━━━ Dataset content

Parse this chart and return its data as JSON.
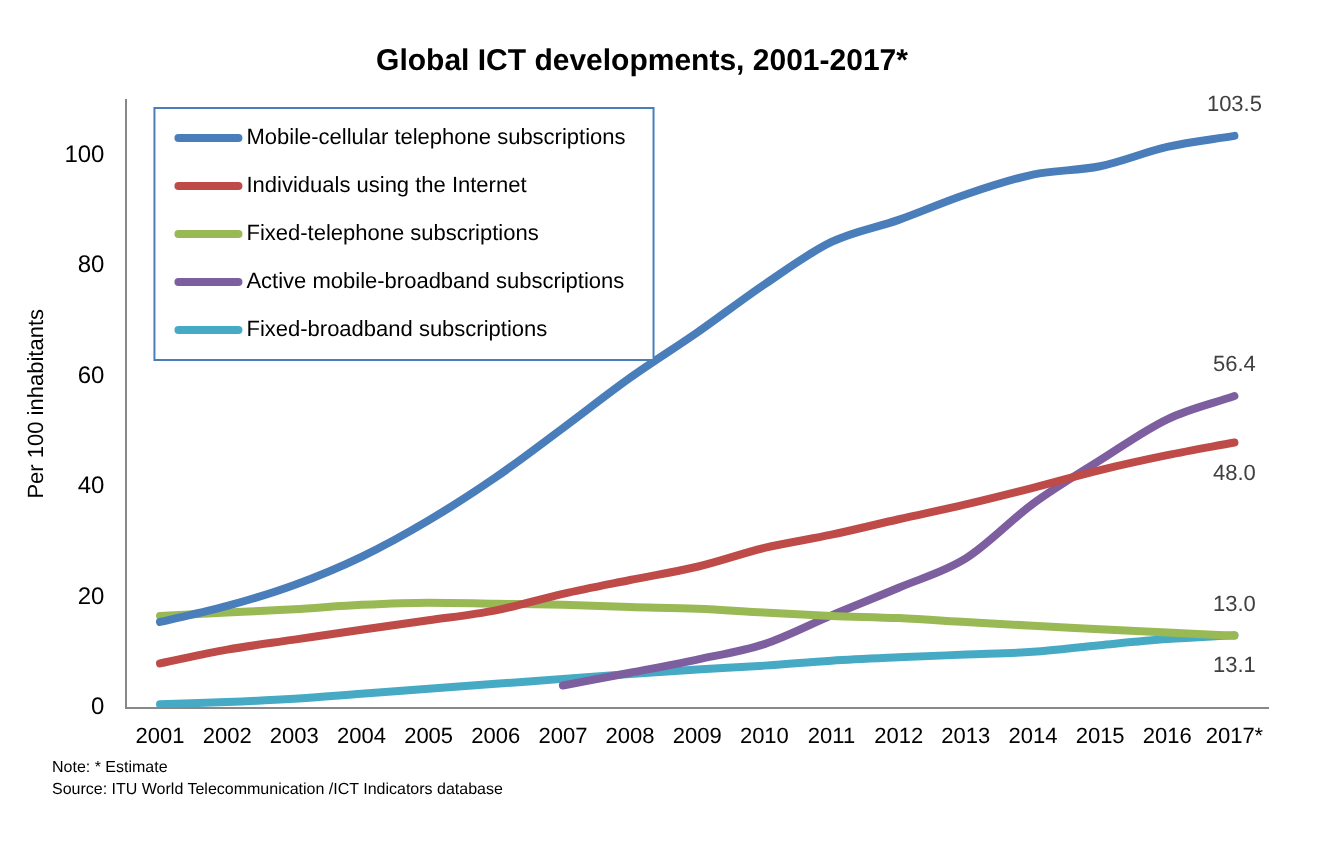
{
  "chart_data": {
    "type": "line",
    "title": "Global ICT developments, 2001-2017*",
    "ylabel": "Per 100 inhabitants",
    "categories": [
      "2001",
      "2002",
      "2003",
      "2004",
      "2005",
      "2006",
      "2007",
      "2008",
      "2009",
      "2010",
      "2011",
      "2012",
      "2013",
      "2014",
      "2015",
      "2016",
      "2017*"
    ],
    "series": [
      {
        "name": "Mobile-cellular telephone subscriptions",
        "color": "#4a7ebb",
        "values": [
          15.5,
          18.4,
          22.2,
          27.3,
          33.9,
          41.7,
          50.6,
          59.7,
          67.9,
          76.6,
          84.3,
          88.3,
          92.9,
          96.5,
          98.0,
          101.5,
          103.5
        ],
        "value_labels": [
          null,
          null,
          null,
          null,
          null,
          null,
          null,
          null,
          null,
          null,
          null,
          null,
          null,
          null,
          null,
          null,
          "103.5"
        ]
      },
      {
        "name": "Individuals using the Internet",
        "color": "#be4b48",
        "values": [
          8.0,
          10.5,
          12.3,
          14.1,
          15.8,
          17.6,
          20.6,
          23.1,
          25.5,
          28.9,
          31.3,
          34.1,
          36.8,
          39.8,
          43.0,
          45.7,
          48.0
        ],
        "value_labels": [
          null,
          null,
          null,
          null,
          null,
          null,
          null,
          null,
          null,
          null,
          null,
          null,
          null,
          null,
          null,
          null,
          "48.0"
        ]
      },
      {
        "name": "Fixed-telephone subscriptions",
        "color": "#98b954",
        "values": [
          16.6,
          17.2,
          17.8,
          18.6,
          19.0,
          18.8,
          18.6,
          18.2,
          17.9,
          17.2,
          16.6,
          16.2,
          15.5,
          14.8,
          14.2,
          13.6,
          13.0
        ],
        "value_labels": [
          null,
          null,
          null,
          null,
          null,
          null,
          null,
          null,
          null,
          null,
          null,
          null,
          null,
          null,
          null,
          null,
          "13.0"
        ]
      },
      {
        "name": "Active mobile-broadband subscriptions",
        "color": "#7d5fa0",
        "values": [
          null,
          null,
          null,
          null,
          null,
          null,
          4.0,
          6.3,
          8.7,
          11.5,
          16.7,
          21.7,
          27.0,
          36.9,
          44.8,
          52.2,
          56.4
        ],
        "value_labels": [
          null,
          null,
          null,
          null,
          null,
          null,
          null,
          null,
          null,
          null,
          null,
          null,
          null,
          null,
          null,
          null,
          "56.4"
        ]
      },
      {
        "name": "Fixed-broadband subscriptions",
        "color": "#46aac5",
        "values": [
          0.6,
          1.0,
          1.6,
          2.5,
          3.4,
          4.3,
          5.2,
          6.1,
          6.9,
          7.6,
          8.5,
          9.1,
          9.6,
          10.1,
          11.3,
          12.4,
          13.1
        ],
        "value_labels": [
          null,
          null,
          null,
          null,
          null,
          null,
          null,
          null,
          null,
          null,
          null,
          null,
          null,
          null,
          null,
          null,
          "13.1"
        ]
      }
    ],
    "ylim": [
      0,
      110
    ],
    "yticks": [
      0,
      20,
      40,
      60,
      80,
      100
    ],
    "grid": false,
    "legend": "top left",
    "marker": "none",
    "line_style": "solid",
    "annotations": [
      "Note: * Estimate",
      "Source:  ITU World Telecommunication /ICT Indicators database"
    ]
  }
}
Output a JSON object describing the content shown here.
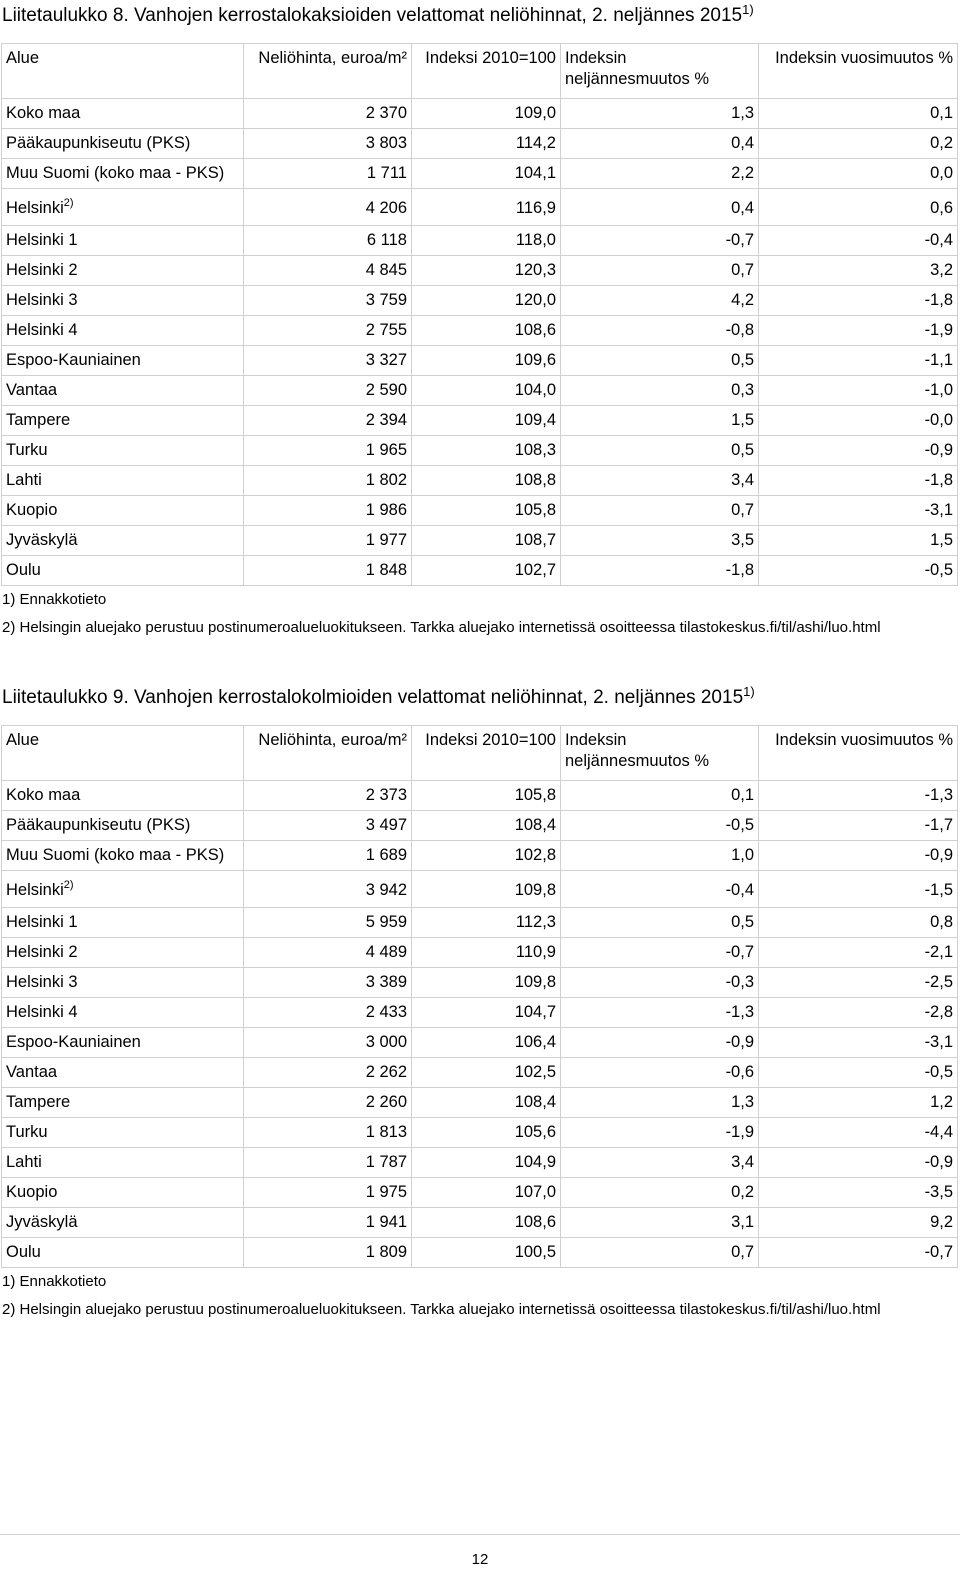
{
  "tables": [
    {
      "title": "Liitetaulukko 8. Vanhojen kerrostalokaksioiden velattomat neliöhinnat, 2. neljännes 2015",
      "title_sup": "1)",
      "headers": [
        "Alue",
        "Neliöhinta, euroa/m²",
        "Indeksi 2010=100",
        "Indeksin neljännesmuutos %",
        "Indeksin vuosimuutos %"
      ],
      "rows": [
        {
          "area": "Koko maa",
          "price": "2 370",
          "index": "109,0",
          "qchange": "1,3",
          "ychange": "0,1"
        },
        {
          "area": "Pääkaupunkiseutu (PKS)",
          "price": "3 803",
          "index": "114,2",
          "qchange": "0,4",
          "ychange": "0,2"
        },
        {
          "area": "Muu Suomi (koko maa - PKS)",
          "price": "1 711",
          "index": "104,1",
          "qchange": "2,2",
          "ychange": "0,0"
        },
        {
          "area": "Helsinki",
          "sup": "2)",
          "price": "4 206",
          "index": "116,9",
          "qchange": "0,4",
          "ychange": "0,6"
        },
        {
          "area": "Helsinki 1",
          "price": "6 118",
          "index": "118,0",
          "qchange": "-0,7",
          "ychange": "-0,4"
        },
        {
          "area": "Helsinki 2",
          "price": "4 845",
          "index": "120,3",
          "qchange": "0,7",
          "ychange": "3,2"
        },
        {
          "area": "Helsinki 3",
          "price": "3 759",
          "index": "120,0",
          "qchange": "4,2",
          "ychange": "-1,8"
        },
        {
          "area": "Helsinki 4",
          "price": "2 755",
          "index": "108,6",
          "qchange": "-0,8",
          "ychange": "-1,9"
        },
        {
          "area": "Espoo-Kauniainen",
          "price": "3 327",
          "index": "109,6",
          "qchange": "0,5",
          "ychange": "-1,1"
        },
        {
          "area": "Vantaa",
          "price": "2 590",
          "index": "104,0",
          "qchange": "0,3",
          "ychange": "-1,0"
        },
        {
          "area": "Tampere",
          "price": "2 394",
          "index": "109,4",
          "qchange": "1,5",
          "ychange": "-0,0"
        },
        {
          "area": "Turku",
          "price": "1 965",
          "index": "108,3",
          "qchange": "0,5",
          "ychange": "-0,9"
        },
        {
          "area": "Lahti",
          "price": "1 802",
          "index": "108,8",
          "qchange": "3,4",
          "ychange": "-1,8"
        },
        {
          "area": "Kuopio",
          "price": "1 986",
          "index": "105,8",
          "qchange": "0,7",
          "ychange": "-3,1"
        },
        {
          "area": "Jyväskylä",
          "price": "1 977",
          "index": "108,7",
          "qchange": "3,5",
          "ychange": "1,5"
        },
        {
          "area": "Oulu",
          "price": "1 848",
          "index": "102,7",
          "qchange": "-1,8",
          "ychange": "-0,5"
        }
      ],
      "note1": "1) Ennakkotieto",
      "note2": "2) Helsingin aluejako perustuu postinumeroalueluokitukseen. Tarkka aluejako internetissä osoitteessa tilastokeskus.fi/til/ashi/luo.html"
    },
    {
      "title": "Liitetaulukko 9. Vanhojen kerrostalokolmioiden velattomat neliöhinnat, 2. neljännes 2015",
      "title_sup": "1)",
      "headers": [
        "Alue",
        "Neliöhinta, euroa/m²",
        "Indeksi 2010=100",
        "Indeksin neljännesmuutos %",
        "Indeksin vuosimuutos %"
      ],
      "rows": [
        {
          "area": "Koko maa",
          "price": "2 373",
          "index": "105,8",
          "qchange": "0,1",
          "ychange": "-1,3"
        },
        {
          "area": "Pääkaupunkiseutu (PKS)",
          "price": "3 497",
          "index": "108,4",
          "qchange": "-0,5",
          "ychange": "-1,7"
        },
        {
          "area": "Muu Suomi (koko maa - PKS)",
          "price": "1 689",
          "index": "102,8",
          "qchange": "1,0",
          "ychange": "-0,9"
        },
        {
          "area": "Helsinki",
          "sup": "2)",
          "price": "3 942",
          "index": "109,8",
          "qchange": "-0,4",
          "ychange": "-1,5"
        },
        {
          "area": "Helsinki 1",
          "price": "5 959",
          "index": "112,3",
          "qchange": "0,5",
          "ychange": "0,8"
        },
        {
          "area": "Helsinki 2",
          "price": "4 489",
          "index": "110,9",
          "qchange": "-0,7",
          "ychange": "-2,1"
        },
        {
          "area": "Helsinki 3",
          "price": "3 389",
          "index": "109,8",
          "qchange": "-0,3",
          "ychange": "-2,5"
        },
        {
          "area": "Helsinki 4",
          "price": "2 433",
          "index": "104,7",
          "qchange": "-1,3",
          "ychange": "-2,8"
        },
        {
          "area": "Espoo-Kauniainen",
          "price": "3 000",
          "index": "106,4",
          "qchange": "-0,9",
          "ychange": "-3,1"
        },
        {
          "area": "Vantaa",
          "price": "2 262",
          "index": "102,5",
          "qchange": "-0,6",
          "ychange": "-0,5"
        },
        {
          "area": "Tampere",
          "price": "2 260",
          "index": "108,4",
          "qchange": "1,3",
          "ychange": "1,2"
        },
        {
          "area": "Turku",
          "price": "1 813",
          "index": "105,6",
          "qchange": "-1,9",
          "ychange": "-4,4"
        },
        {
          "area": "Lahti",
          "price": "1 787",
          "index": "104,9",
          "qchange": "3,4",
          "ychange": "-0,9"
        },
        {
          "area": "Kuopio",
          "price": "1 975",
          "index": "107,0",
          "qchange": "0,2",
          "ychange": "-3,5"
        },
        {
          "area": "Jyväskylä",
          "price": "1 941",
          "index": "108,6",
          "qchange": "3,1",
          "ychange": "9,2"
        },
        {
          "area": "Oulu",
          "price": "1 809",
          "index": "100,5",
          "qchange": "0,7",
          "ychange": "-0,7"
        }
      ],
      "note1": "1) Ennakkotieto",
      "note2": "2) Helsingin aluejako perustuu postinumeroalueluokitukseen. Tarkka aluejako internetissä osoitteessa tilastokeskus.fi/til/ashi/luo.html"
    }
  ],
  "page_number": "12"
}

━━━━━━

Your task:
Give the count of lines holding the word "telephone", with no other words.

Answer to the exercise:
2